#### Challenge
Please quote the material exactly, every line of it.

#### Available data
____________________
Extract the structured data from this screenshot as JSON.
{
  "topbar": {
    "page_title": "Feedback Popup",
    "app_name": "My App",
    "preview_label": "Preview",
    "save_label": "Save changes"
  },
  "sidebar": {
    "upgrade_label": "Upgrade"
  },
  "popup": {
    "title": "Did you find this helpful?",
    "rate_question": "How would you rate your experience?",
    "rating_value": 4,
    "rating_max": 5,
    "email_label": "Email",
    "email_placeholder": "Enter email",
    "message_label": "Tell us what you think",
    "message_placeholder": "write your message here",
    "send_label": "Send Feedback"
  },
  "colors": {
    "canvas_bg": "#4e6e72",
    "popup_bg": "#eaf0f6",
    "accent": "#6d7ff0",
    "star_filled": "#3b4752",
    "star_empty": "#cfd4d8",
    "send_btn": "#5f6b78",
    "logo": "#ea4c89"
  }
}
____________________
#### Final result
Extract the structured data from this screenshot as JSON.
{
  "topbar": {
    "page_title": "Feedback Popup",
    "app_name": "My App",
    "preview_label": "Preview",
    "save_label": "Save changes"
  },
  "sidebar": {
    "upgrade_label": "Upgrade"
  },
  "popup": {
    "title": "Did you find this helpful?",
    "rate_question": "How would you rate your experience?",
    "rating_value": 4,
    "rating_max": 5,
    "email_label": "Email",
    "email_placeholder": "Enter email",
    "message_label": "Tell us what you think",
    "message_placeholder": "write your message here",
    "send_label": "Send Feedback"
  },
  "colors": {
    "canvas_bg": "#4e6e72",
    "popup_bg": "#eaf0f6",
    "accent": "#6d7ff0",
    "star_filled": "#3b4752",
    "star_empty": "#cfd4d8",
    "send_btn": "#5f6b78",
    "logo": "#ea4c89"
  }
}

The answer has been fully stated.